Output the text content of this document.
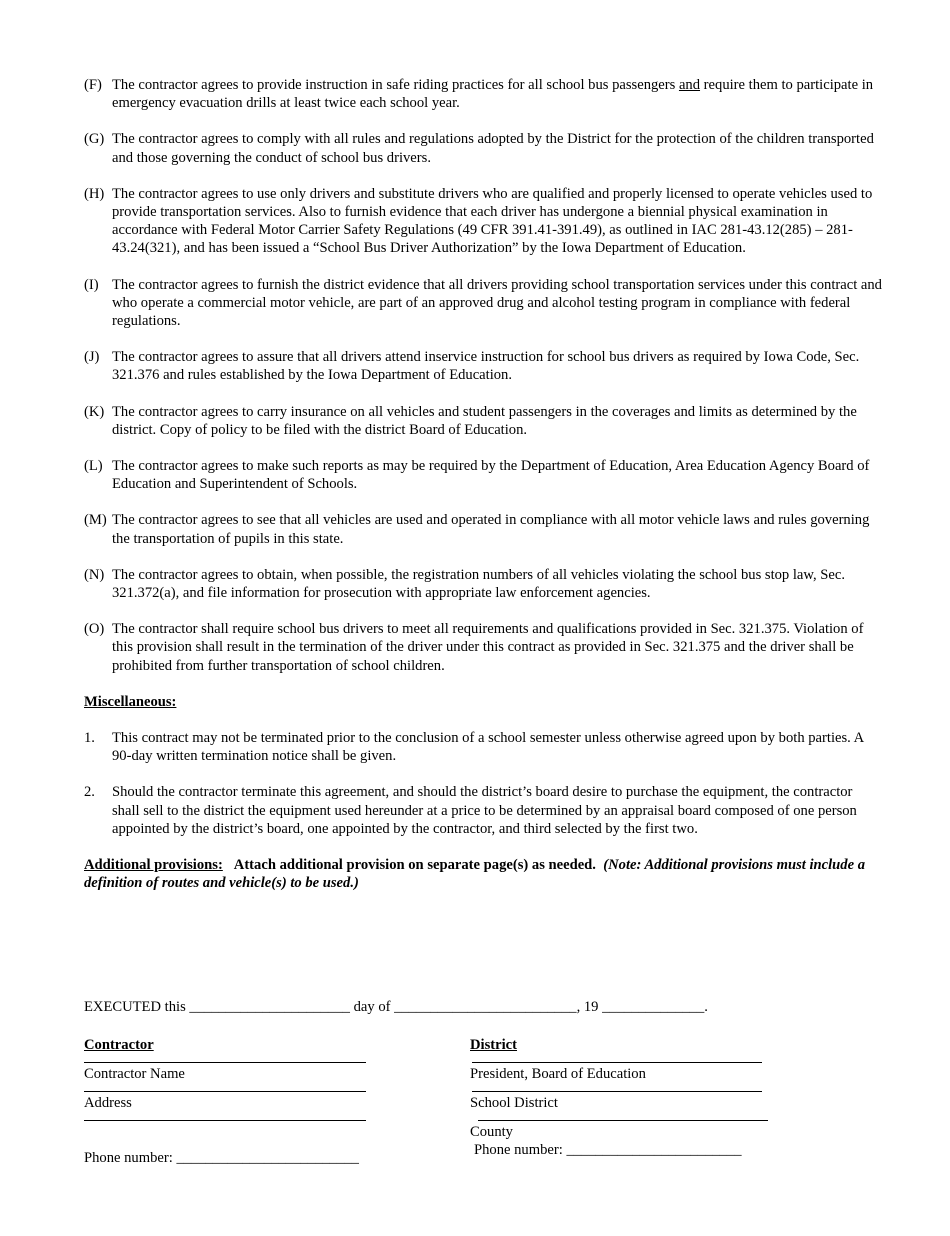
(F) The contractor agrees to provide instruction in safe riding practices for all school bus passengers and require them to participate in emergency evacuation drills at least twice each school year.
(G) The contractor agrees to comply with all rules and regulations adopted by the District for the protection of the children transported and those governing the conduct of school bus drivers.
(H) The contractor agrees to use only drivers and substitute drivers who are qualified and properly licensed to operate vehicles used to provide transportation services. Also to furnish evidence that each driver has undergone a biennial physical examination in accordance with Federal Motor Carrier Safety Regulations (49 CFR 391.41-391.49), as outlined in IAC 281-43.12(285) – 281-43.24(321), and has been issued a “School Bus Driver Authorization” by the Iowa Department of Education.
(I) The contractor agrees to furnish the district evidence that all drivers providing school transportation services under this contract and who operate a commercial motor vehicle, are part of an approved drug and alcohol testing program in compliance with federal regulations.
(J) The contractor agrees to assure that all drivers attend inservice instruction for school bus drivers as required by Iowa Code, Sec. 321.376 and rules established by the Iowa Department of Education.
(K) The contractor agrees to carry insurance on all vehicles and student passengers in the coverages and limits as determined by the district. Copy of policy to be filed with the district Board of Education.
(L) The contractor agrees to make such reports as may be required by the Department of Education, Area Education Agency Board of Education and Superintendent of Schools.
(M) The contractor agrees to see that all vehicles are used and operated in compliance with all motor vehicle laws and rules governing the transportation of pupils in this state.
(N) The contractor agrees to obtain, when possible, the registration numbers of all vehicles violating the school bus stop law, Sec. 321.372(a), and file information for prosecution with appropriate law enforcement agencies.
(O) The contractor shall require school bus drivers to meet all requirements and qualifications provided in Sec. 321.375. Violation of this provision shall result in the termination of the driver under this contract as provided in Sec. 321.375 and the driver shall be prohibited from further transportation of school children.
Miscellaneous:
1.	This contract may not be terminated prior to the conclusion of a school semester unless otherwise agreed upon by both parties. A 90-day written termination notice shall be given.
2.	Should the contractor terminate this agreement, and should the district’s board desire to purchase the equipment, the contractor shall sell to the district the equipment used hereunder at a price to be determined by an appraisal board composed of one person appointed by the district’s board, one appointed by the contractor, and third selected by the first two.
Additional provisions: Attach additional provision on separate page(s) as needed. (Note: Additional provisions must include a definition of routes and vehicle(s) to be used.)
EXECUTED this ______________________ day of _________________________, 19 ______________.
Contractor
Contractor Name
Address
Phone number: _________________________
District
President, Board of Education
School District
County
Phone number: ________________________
◇ ◇ ◇ ◇ ◇
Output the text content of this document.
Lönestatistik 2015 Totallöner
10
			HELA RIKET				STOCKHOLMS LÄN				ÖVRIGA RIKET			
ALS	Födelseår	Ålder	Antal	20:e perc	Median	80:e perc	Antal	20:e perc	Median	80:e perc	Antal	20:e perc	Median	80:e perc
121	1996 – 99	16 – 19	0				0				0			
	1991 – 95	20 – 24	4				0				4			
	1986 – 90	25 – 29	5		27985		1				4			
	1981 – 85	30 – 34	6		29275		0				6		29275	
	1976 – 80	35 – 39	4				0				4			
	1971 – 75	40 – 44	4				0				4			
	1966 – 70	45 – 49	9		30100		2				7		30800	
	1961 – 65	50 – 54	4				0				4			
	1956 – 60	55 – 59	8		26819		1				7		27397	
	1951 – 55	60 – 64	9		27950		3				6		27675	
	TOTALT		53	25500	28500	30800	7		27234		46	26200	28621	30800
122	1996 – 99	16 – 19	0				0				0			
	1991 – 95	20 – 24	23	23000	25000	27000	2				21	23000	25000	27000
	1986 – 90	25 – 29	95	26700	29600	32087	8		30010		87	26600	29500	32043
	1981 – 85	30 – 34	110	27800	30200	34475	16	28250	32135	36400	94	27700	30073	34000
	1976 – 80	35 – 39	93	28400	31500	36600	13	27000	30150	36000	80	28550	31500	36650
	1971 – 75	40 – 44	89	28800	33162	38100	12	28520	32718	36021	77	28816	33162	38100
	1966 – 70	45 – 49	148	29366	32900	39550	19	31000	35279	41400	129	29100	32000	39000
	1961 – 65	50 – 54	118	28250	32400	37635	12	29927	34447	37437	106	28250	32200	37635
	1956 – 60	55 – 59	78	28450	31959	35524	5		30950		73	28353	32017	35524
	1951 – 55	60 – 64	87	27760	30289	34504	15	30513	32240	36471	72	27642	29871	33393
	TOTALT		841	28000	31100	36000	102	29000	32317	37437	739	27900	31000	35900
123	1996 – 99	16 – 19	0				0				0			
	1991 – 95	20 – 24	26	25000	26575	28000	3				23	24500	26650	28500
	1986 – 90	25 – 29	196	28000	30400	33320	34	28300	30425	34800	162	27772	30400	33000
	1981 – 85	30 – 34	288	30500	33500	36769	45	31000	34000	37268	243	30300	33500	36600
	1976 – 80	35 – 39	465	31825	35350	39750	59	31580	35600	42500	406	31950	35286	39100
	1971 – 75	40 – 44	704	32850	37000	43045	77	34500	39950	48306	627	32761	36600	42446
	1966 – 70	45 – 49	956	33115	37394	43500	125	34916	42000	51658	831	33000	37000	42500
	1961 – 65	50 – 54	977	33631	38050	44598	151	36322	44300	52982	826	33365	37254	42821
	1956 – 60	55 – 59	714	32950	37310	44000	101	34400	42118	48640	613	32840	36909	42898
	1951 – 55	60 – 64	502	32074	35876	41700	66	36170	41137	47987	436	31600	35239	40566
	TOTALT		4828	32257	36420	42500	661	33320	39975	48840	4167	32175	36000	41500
◇ ◇ ◇ ◇ ◇
Aim of the exercise: Collect the lines that hold "TOTALT".

Written reply:
	TOTALT		53	25500	28500	30800	7		27234		46	26200	28621	30800
	TOTALT		841	28000	31100	36000	102	29000	32317	37437	739	27900	31000	35900
	TOTALT		4828	32257	36420	42500	661	33320	39975	48840	4167	32175	36000	41500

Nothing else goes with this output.